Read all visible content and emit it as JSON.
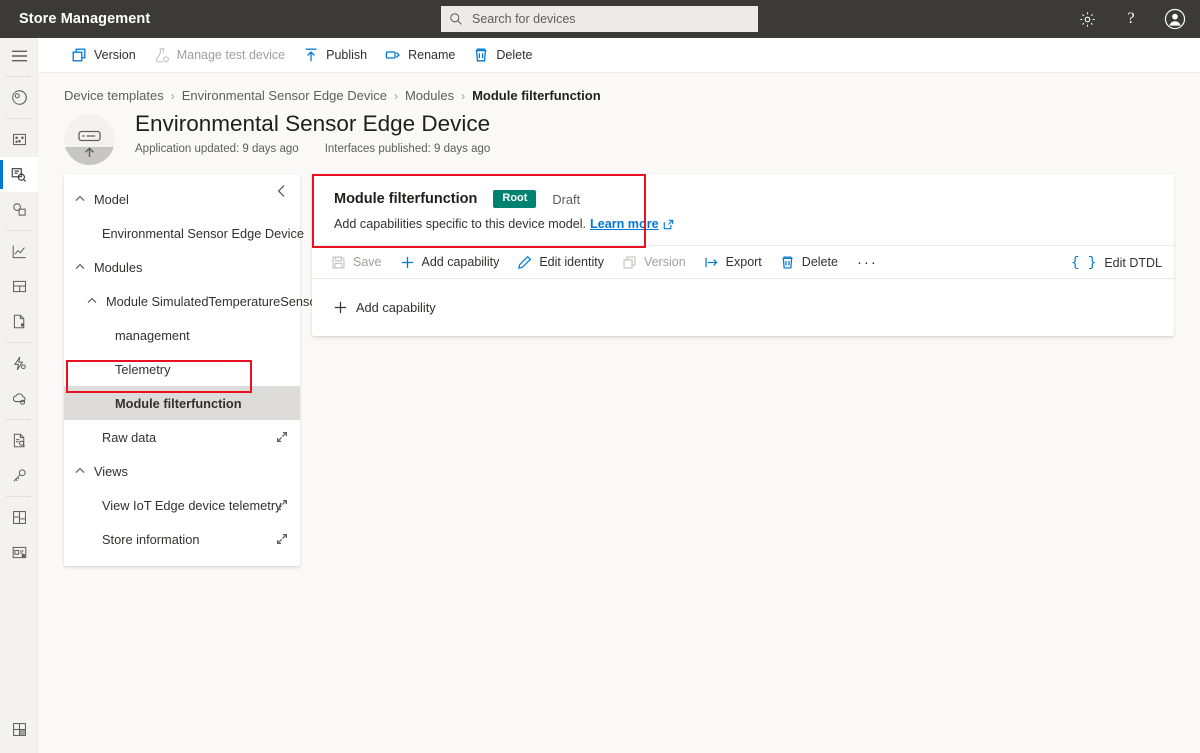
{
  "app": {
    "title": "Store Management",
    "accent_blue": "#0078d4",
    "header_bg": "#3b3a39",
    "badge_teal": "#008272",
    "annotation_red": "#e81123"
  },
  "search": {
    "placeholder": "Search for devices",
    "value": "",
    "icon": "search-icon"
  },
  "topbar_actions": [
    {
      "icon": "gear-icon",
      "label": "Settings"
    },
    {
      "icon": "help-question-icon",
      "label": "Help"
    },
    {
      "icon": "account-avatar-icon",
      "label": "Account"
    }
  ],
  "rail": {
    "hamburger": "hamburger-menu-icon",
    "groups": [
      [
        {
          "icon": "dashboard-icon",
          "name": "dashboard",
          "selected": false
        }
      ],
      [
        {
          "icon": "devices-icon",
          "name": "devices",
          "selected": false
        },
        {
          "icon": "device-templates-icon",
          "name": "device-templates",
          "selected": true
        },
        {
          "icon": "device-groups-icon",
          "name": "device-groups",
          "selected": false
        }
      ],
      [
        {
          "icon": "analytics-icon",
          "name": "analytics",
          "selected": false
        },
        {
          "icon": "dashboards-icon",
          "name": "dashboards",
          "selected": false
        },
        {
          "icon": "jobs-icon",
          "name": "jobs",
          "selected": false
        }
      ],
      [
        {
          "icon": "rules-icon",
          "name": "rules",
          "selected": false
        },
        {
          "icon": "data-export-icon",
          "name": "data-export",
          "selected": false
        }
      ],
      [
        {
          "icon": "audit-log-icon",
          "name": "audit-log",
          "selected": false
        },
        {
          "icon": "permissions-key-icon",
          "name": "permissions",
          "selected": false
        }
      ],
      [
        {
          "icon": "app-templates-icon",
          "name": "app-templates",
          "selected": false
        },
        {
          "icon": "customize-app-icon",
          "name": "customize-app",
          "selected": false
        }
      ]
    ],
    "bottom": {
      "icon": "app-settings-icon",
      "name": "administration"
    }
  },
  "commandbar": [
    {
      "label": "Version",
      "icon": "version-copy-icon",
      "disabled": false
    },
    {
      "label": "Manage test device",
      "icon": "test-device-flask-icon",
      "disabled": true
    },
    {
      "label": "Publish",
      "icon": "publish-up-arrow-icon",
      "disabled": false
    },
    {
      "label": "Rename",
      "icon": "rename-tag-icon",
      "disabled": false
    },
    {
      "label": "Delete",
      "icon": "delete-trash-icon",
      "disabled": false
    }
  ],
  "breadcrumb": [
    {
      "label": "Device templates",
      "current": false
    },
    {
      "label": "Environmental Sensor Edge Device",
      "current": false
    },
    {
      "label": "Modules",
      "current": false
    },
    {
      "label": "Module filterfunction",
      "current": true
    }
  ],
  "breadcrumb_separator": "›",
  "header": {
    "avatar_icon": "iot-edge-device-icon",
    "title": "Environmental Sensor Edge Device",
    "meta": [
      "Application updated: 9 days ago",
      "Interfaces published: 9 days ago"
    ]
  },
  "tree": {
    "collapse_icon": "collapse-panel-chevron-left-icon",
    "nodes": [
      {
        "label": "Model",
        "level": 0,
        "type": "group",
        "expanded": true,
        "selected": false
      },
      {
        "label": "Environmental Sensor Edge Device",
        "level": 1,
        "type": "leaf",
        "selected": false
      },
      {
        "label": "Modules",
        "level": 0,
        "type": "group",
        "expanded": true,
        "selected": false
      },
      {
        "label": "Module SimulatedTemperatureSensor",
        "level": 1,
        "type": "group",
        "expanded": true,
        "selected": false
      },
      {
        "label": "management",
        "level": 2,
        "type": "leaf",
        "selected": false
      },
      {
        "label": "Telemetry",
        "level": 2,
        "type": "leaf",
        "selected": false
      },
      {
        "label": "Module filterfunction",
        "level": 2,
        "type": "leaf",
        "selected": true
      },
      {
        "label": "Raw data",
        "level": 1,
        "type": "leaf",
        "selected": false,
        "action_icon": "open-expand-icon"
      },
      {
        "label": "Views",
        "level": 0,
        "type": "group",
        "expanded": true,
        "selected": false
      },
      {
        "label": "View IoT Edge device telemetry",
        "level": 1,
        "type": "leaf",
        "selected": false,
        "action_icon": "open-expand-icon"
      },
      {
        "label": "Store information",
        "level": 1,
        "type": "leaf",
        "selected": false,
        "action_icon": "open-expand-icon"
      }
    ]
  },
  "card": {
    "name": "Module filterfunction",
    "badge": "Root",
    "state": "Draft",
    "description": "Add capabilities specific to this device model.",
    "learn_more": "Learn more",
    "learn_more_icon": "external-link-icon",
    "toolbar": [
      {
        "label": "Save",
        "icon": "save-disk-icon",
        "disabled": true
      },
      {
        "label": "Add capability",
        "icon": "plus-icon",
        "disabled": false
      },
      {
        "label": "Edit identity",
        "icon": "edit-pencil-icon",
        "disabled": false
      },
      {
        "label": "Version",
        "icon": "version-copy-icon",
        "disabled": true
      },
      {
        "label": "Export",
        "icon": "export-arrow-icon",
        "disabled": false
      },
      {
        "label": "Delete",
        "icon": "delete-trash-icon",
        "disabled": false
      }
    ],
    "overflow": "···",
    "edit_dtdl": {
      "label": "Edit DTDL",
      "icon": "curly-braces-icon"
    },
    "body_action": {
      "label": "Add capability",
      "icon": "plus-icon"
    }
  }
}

==

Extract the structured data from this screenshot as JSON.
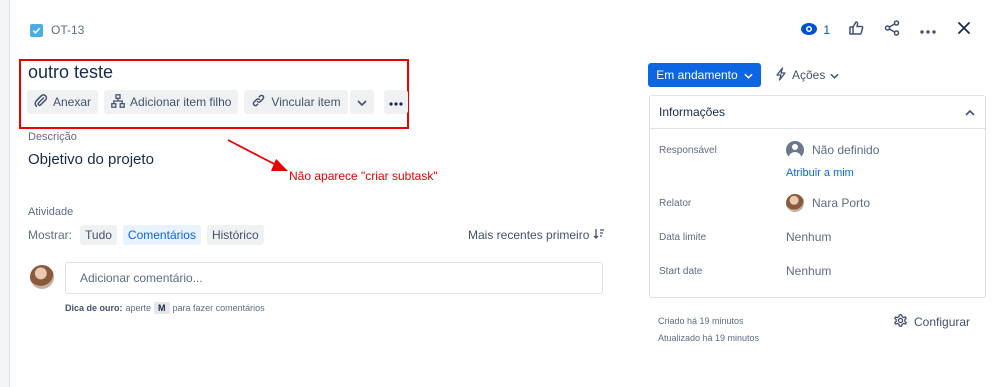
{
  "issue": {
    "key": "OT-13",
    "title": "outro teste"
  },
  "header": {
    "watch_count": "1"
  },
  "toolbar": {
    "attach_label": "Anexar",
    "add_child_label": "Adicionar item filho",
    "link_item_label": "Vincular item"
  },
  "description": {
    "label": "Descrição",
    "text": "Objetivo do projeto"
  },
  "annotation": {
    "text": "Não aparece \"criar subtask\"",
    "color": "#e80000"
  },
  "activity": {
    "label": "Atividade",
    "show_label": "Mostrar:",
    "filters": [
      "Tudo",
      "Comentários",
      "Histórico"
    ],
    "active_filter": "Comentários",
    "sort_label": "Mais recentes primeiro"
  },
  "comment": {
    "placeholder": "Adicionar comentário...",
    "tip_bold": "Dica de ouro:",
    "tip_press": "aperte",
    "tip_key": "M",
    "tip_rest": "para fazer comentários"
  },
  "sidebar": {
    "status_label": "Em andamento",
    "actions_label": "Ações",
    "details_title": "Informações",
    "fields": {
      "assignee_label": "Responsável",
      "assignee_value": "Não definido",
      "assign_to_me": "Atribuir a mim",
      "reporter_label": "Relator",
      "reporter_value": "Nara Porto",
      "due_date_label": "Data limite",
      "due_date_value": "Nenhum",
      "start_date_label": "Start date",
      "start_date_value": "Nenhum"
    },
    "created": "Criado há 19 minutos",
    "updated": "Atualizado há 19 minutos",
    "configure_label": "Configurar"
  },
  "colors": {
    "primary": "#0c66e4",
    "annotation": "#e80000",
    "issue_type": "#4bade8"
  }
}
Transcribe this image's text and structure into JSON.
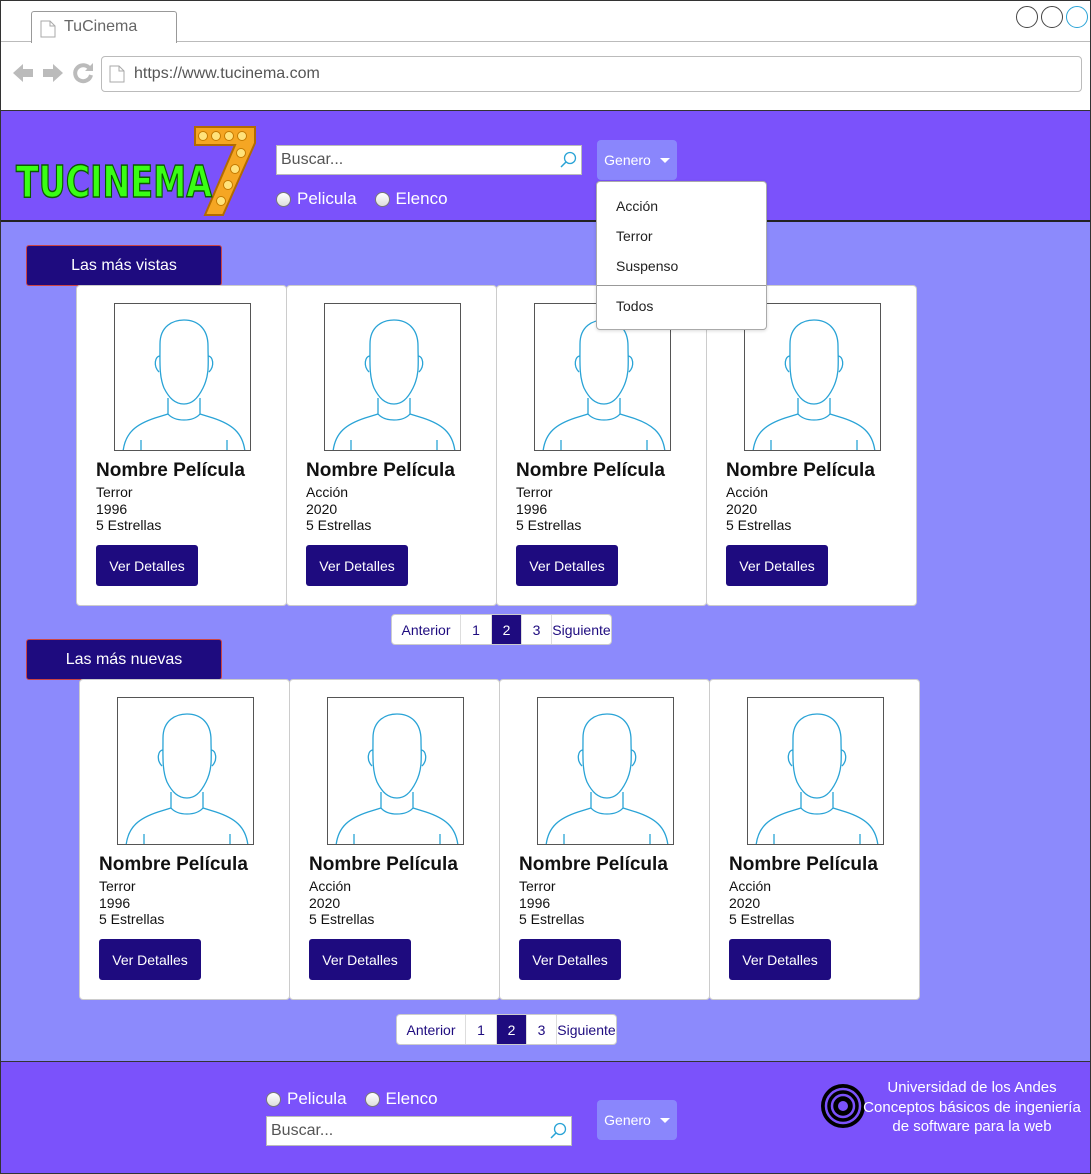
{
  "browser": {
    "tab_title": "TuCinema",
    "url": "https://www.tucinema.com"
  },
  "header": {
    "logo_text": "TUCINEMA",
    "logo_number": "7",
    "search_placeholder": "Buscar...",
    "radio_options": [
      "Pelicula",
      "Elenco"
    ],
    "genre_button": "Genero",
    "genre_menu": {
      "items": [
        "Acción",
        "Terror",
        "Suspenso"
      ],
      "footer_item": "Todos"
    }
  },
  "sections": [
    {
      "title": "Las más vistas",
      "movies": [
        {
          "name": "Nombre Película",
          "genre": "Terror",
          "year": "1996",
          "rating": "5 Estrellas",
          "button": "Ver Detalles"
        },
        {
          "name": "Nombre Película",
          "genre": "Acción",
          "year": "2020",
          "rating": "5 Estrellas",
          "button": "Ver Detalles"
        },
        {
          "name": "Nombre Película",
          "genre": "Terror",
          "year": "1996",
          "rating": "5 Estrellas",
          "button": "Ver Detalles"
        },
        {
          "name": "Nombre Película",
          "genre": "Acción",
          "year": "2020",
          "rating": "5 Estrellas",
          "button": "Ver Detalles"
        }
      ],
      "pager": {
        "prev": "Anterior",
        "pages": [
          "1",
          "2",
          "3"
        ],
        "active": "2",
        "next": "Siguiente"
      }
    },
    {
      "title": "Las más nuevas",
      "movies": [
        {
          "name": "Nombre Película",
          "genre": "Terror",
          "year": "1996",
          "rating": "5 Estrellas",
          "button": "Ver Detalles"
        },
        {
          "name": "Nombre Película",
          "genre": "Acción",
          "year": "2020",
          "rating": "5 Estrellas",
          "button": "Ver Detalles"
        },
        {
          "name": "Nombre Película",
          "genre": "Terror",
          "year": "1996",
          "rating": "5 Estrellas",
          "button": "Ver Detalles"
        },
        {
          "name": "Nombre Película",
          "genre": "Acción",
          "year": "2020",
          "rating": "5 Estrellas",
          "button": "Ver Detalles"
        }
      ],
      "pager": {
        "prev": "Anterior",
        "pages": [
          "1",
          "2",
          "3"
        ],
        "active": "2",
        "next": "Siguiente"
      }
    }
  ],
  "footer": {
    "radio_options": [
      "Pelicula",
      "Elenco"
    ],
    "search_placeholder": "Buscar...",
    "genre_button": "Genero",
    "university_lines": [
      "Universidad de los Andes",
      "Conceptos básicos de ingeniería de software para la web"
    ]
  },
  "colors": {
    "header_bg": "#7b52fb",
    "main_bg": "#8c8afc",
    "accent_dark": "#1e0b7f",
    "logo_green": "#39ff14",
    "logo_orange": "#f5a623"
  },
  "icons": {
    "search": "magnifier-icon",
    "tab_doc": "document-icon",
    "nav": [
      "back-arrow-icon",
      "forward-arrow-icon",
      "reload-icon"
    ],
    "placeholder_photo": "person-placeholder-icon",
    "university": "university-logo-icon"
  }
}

* * *

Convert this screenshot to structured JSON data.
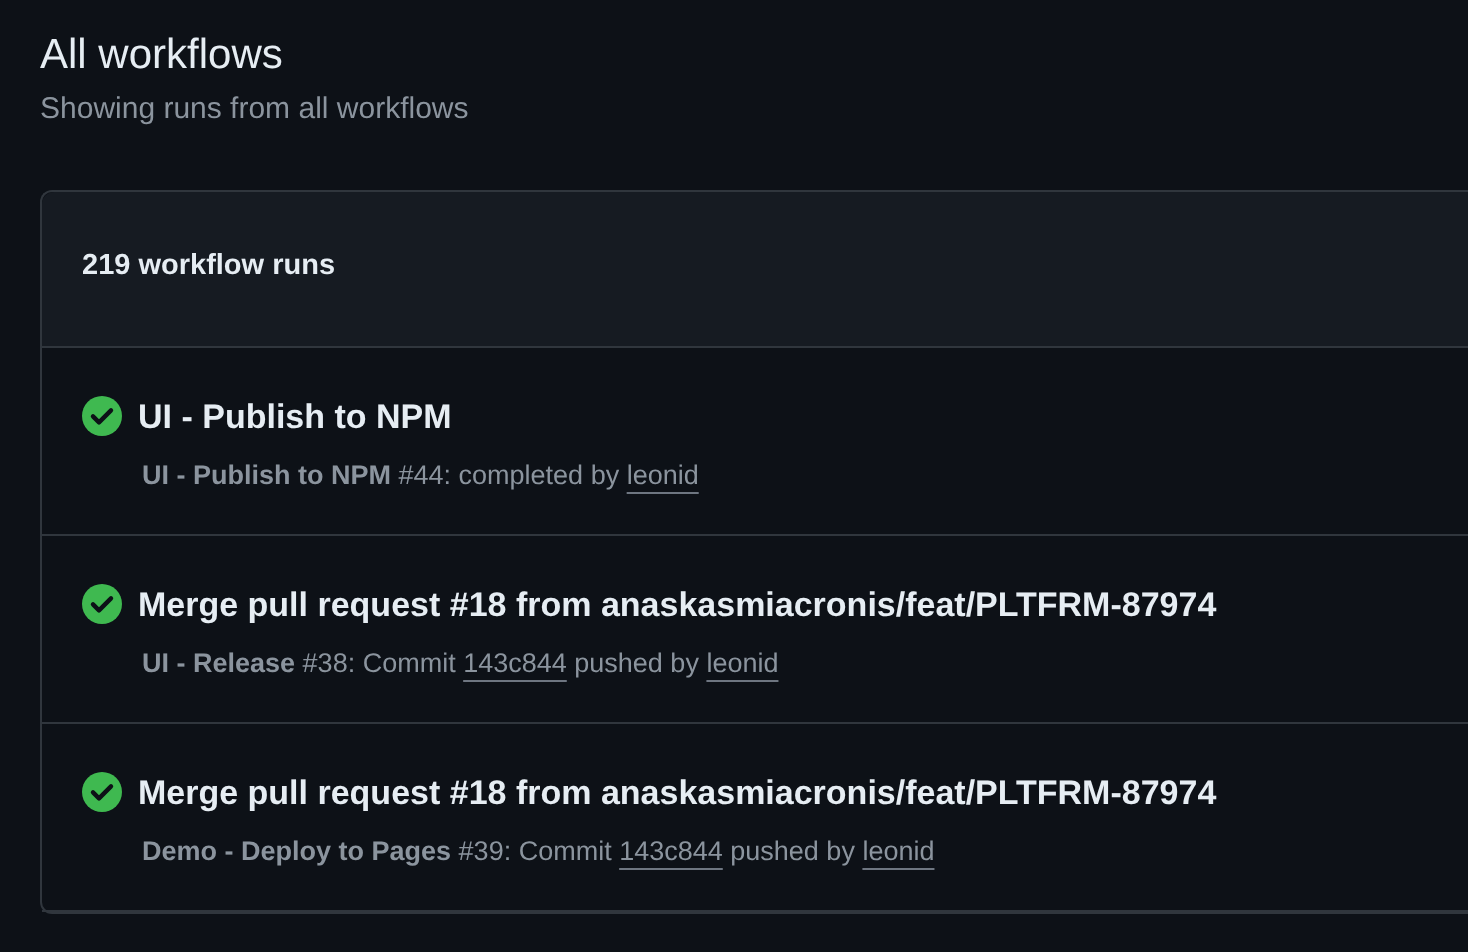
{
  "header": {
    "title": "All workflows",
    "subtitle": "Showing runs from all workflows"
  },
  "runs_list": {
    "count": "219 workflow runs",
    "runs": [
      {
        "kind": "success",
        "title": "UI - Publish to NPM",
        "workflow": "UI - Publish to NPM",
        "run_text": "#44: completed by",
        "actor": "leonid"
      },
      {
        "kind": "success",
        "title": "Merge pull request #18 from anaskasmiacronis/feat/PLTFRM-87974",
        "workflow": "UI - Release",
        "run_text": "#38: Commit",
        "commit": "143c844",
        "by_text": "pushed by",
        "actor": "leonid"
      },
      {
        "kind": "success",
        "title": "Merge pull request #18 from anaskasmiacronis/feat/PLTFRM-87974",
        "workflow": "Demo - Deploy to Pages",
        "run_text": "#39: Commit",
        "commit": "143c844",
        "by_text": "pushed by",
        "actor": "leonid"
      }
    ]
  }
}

* JOB: How many lines in the records hold the string "copy"? Reply with the number alone.

* FINAL ANSWER: 2